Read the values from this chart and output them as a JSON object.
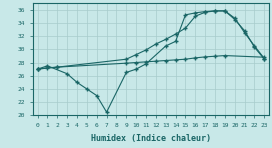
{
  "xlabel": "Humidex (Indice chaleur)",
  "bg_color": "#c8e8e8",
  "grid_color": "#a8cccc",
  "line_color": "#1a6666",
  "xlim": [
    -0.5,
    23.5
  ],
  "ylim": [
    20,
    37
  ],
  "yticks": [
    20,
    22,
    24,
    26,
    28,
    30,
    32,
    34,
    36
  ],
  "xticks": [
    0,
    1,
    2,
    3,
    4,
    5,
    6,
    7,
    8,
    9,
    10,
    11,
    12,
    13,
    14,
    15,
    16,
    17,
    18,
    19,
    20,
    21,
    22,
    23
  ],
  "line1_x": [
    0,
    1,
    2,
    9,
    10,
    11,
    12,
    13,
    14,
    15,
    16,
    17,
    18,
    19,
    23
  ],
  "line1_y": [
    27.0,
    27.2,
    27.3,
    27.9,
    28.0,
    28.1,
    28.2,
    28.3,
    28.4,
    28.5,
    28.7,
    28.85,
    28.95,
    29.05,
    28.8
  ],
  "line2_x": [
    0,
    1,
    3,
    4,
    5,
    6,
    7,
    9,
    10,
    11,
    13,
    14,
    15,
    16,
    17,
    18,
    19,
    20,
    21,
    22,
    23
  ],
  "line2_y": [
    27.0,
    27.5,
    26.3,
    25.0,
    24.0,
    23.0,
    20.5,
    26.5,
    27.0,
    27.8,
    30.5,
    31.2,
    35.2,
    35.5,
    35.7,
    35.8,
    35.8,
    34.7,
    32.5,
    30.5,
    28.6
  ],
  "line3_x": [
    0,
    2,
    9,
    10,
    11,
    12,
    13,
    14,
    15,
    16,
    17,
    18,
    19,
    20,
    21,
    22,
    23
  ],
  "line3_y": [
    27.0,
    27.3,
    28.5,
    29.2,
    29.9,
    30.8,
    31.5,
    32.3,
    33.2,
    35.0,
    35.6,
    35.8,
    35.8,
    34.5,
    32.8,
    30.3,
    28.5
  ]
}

:::

(WHAT IS EXPECTED):
Repeat each line of the records above exactly, but do not copy the pictures.

(REPLY):
Read the values from this chart and output them as a JSON object.
{
  "xlabel": "Humidex (Indice chaleur)",
  "bg_color": "#c8e8e8",
  "grid_color": "#a8cccc",
  "line_color": "#1a6666",
  "xlim": [
    -0.5,
    23.5
  ],
  "ylim": [
    20,
    37
  ],
  "yticks": [
    20,
    22,
    24,
    26,
    28,
    30,
    32,
    34,
    36
  ],
  "xticks": [
    0,
    1,
    2,
    3,
    4,
    5,
    6,
    7,
    8,
    9,
    10,
    11,
    12,
    13,
    14,
    15,
    16,
    17,
    18,
    19,
    20,
    21,
    22,
    23
  ],
  "line1_x": [
    0,
    1,
    2,
    9,
    10,
    11,
    12,
    13,
    14,
    15,
    16,
    17,
    18,
    19,
    23
  ],
  "line1_y": [
    27.0,
    27.2,
    27.3,
    27.9,
    28.0,
    28.1,
    28.2,
    28.3,
    28.4,
    28.5,
    28.7,
    28.85,
    28.95,
    29.05,
    28.8
  ],
  "line2_x": [
    0,
    1,
    3,
    4,
    5,
    6,
    7,
    9,
    10,
    11,
    13,
    14,
    15,
    16,
    17,
    18,
    19,
    20,
    21,
    22,
    23
  ],
  "line2_y": [
    27.0,
    27.5,
    26.3,
    25.0,
    24.0,
    23.0,
    20.5,
    26.5,
    27.0,
    27.8,
    30.5,
    31.2,
    35.2,
    35.5,
    35.7,
    35.8,
    35.8,
    34.7,
    32.5,
    30.5,
    28.6
  ],
  "line3_x": [
    0,
    2,
    9,
    10,
    11,
    12,
    13,
    14,
    15,
    16,
    17,
    18,
    19,
    20,
    21,
    22,
    23
  ],
  "line3_y": [
    27.0,
    27.3,
    28.5,
    29.2,
    29.9,
    30.8,
    31.5,
    32.3,
    33.2,
    35.0,
    35.6,
    35.8,
    35.8,
    34.5,
    32.8,
    30.3,
    28.5
  ]
}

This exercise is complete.